┌─ Records for the exercise

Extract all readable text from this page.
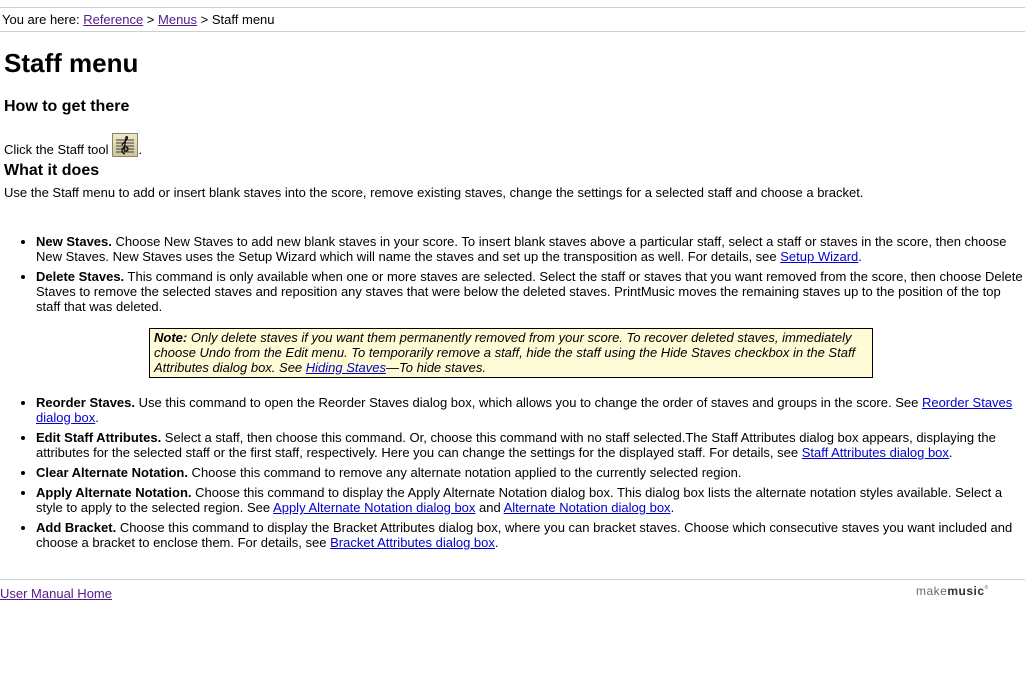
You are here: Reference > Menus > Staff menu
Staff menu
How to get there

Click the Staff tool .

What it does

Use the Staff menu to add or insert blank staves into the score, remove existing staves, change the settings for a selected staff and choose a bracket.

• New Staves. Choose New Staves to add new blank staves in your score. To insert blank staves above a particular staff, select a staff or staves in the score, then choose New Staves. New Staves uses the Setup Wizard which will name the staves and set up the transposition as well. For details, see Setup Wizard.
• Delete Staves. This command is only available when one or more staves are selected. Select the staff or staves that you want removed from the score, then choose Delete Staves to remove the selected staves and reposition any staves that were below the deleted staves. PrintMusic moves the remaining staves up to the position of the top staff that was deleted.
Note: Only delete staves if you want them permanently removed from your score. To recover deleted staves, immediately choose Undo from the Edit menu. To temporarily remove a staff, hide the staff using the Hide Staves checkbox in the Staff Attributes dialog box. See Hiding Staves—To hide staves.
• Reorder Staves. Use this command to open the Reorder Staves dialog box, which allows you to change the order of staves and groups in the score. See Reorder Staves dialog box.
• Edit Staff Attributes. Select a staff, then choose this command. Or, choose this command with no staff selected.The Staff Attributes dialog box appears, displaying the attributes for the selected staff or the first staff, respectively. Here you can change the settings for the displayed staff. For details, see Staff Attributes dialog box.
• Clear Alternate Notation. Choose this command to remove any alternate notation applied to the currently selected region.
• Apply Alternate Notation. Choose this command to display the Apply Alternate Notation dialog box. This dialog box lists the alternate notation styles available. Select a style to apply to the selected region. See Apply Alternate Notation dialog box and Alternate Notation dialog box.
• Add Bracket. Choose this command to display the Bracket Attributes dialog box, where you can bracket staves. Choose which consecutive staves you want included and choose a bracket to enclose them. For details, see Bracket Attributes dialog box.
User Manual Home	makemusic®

└─
┌─ Records for the exercise

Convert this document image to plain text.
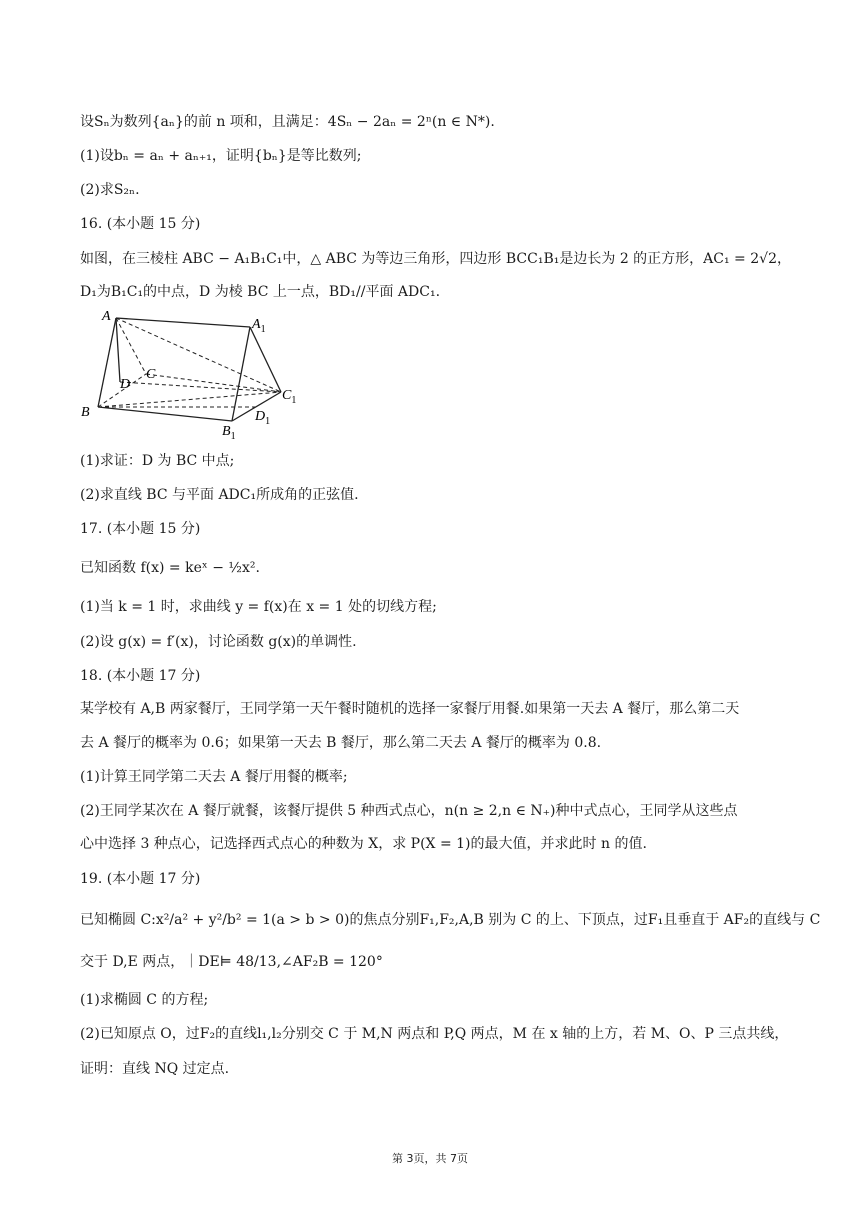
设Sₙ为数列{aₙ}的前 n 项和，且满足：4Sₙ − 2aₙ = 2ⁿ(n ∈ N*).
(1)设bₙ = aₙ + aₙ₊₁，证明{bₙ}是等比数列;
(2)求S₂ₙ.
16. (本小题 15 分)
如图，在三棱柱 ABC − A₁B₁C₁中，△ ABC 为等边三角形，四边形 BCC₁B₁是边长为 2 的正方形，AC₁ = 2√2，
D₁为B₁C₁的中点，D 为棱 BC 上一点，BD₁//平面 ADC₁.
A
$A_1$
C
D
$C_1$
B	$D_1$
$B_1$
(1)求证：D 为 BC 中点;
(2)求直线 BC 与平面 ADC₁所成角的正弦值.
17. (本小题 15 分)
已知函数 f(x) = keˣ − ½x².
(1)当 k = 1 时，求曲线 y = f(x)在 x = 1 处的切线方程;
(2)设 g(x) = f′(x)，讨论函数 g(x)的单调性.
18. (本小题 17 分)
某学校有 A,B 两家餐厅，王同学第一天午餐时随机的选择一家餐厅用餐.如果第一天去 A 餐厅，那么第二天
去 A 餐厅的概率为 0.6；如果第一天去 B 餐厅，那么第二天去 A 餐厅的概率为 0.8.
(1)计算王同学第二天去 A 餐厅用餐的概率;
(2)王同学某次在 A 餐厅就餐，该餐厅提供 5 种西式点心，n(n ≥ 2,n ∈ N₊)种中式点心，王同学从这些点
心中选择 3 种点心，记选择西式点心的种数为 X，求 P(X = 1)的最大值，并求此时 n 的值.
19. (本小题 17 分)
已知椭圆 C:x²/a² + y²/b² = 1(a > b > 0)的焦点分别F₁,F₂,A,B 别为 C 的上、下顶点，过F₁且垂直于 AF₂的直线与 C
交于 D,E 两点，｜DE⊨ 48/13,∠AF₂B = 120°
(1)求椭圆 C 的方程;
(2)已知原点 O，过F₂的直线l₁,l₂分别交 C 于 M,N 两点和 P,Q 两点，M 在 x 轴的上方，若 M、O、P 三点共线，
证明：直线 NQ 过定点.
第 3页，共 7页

└─
┌─ Records for the exercise

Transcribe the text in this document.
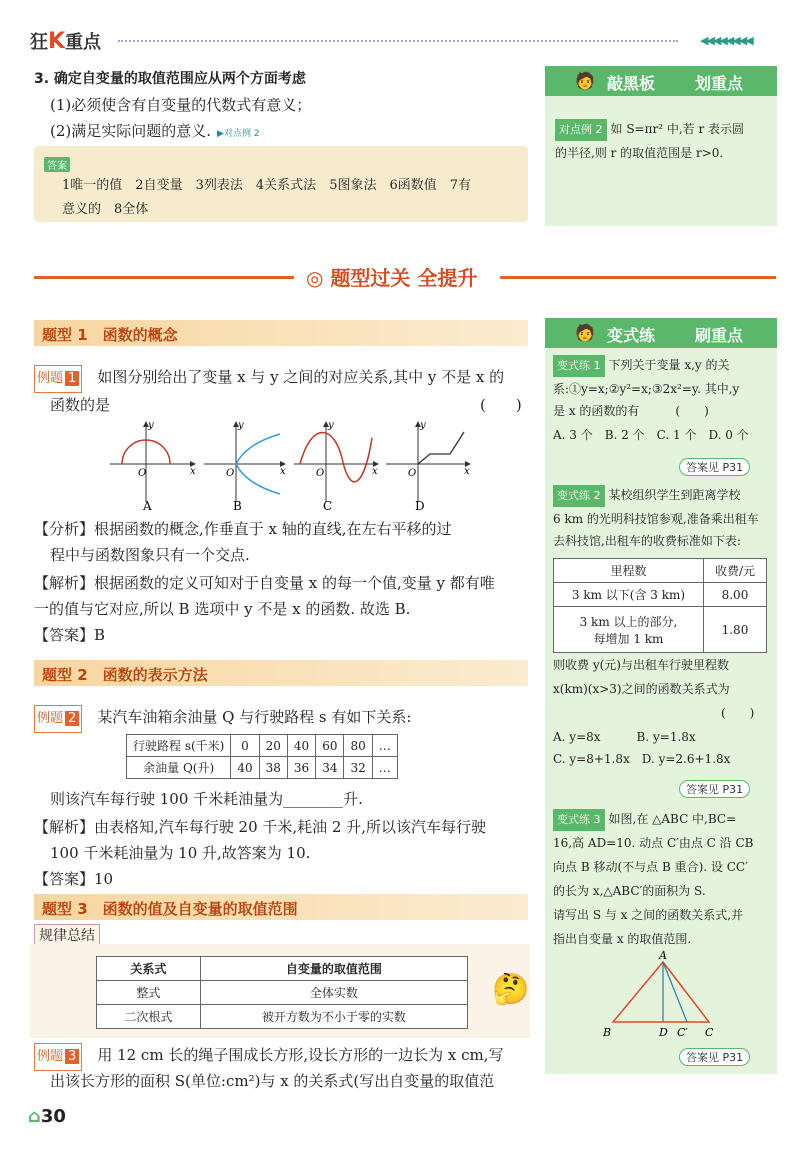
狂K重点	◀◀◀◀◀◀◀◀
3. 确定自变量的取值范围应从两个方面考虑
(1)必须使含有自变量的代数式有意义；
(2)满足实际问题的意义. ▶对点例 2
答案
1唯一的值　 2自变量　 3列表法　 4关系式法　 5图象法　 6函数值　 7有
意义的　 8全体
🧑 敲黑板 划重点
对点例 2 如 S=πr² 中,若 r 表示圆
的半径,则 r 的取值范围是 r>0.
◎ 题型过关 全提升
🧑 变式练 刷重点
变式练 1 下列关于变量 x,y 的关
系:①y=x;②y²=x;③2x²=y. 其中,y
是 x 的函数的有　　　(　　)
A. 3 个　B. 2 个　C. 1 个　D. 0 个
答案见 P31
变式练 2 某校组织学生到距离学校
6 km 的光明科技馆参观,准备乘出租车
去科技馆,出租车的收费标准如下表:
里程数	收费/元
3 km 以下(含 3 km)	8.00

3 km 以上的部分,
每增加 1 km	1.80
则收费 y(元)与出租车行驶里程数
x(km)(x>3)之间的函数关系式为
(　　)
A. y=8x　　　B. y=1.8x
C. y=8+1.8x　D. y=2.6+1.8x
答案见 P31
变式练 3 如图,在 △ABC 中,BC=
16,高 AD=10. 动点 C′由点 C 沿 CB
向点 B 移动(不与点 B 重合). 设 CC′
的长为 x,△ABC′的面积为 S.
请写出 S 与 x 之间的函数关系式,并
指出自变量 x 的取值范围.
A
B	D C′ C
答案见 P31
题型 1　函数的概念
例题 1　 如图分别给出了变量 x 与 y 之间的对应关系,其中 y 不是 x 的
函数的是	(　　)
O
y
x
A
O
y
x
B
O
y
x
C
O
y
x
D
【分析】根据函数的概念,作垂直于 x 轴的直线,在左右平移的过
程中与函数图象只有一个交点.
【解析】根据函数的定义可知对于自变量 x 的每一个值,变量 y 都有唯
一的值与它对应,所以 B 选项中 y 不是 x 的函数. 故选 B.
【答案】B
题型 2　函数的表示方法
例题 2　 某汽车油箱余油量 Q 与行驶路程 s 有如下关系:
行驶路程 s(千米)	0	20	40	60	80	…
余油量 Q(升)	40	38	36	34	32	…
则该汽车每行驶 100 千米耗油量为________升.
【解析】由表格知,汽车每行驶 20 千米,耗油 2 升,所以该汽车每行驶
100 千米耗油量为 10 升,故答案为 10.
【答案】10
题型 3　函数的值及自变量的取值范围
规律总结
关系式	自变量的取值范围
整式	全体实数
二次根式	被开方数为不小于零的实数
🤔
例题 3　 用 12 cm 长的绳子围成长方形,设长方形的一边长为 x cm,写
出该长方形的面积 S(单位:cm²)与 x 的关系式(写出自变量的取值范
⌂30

└─

Pick out every line above that holds the word "available" and copy it.

• Delete Staves. This command is only available when one or more staves are selected. Select the staff or staves that you want removed from the score, then choose Delete Staves to remove the selected staves and reposition any staves that were below the deleted staves. PrintMusic moves the remaining staves up to the position of the top staff that was deleted.
• Apply Alternate Notation. Choose this command to display the Apply Alternate Notation dialog box. This dialog box lists the alternate notation styles available. Select a style to apply to the selected region. See Apply Alternate Notation dialog box and Alternate Notation dialog box.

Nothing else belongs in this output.